---------- Given entries

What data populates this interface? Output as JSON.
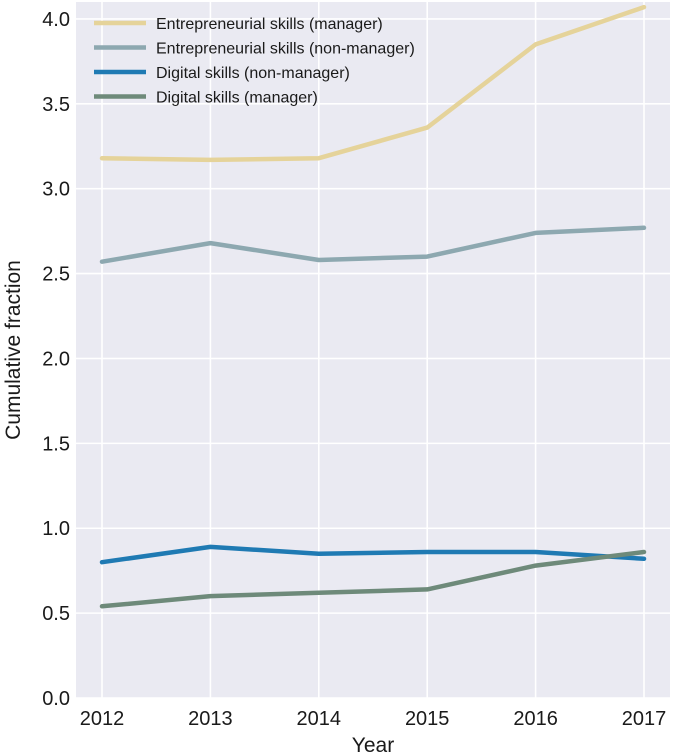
{
  "chart_data": {
    "type": "line",
    "title": "",
    "xlabel": "Year",
    "ylabel": "Cumulative fraction",
    "x": [
      2012,
      2013,
      2014,
      2015,
      2016,
      2017
    ],
    "xticks": [
      "2012",
      "2013",
      "2014",
      "2015",
      "2016",
      "2017"
    ],
    "yticks": [
      "0.0",
      "0.5",
      "1.0",
      "1.5",
      "2.0",
      "2.5",
      "3.0",
      "3.5",
      "4.0"
    ],
    "ylim": [
      0,
      4.1
    ],
    "grid": true,
    "legend_position": "top-left",
    "series": [
      {
        "name": "Entrepreneurial skills (manager)",
        "color": "#e5d39a",
        "values": [
          3.18,
          3.17,
          3.18,
          3.36,
          3.85,
          4.07
        ]
      },
      {
        "name": "Entrepreneurial skills (non-manager)",
        "color": "#8da8b0",
        "values": [
          2.57,
          2.68,
          2.58,
          2.6,
          2.74,
          2.77
        ]
      },
      {
        "name": "Digital skills (non-manager)",
        "color": "#1f7ab3",
        "values": [
          0.8,
          0.89,
          0.85,
          0.86,
          0.86,
          0.82
        ]
      },
      {
        "name": "Digital skills (manager)",
        "color": "#6e8a7a",
        "values": [
          0.54,
          0.6,
          0.62,
          0.64,
          0.78,
          0.86
        ]
      }
    ]
  },
  "colors": {
    "plot_background": "#eaeaf2",
    "grid": "#ffffff"
  }
}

--------------------

> **Exercise directions**
In the entries above, identify every line with the string "Digital".

> **Answer**
        "name": "Digital skills (non-manager)",
        "name": "Digital skills (manager)",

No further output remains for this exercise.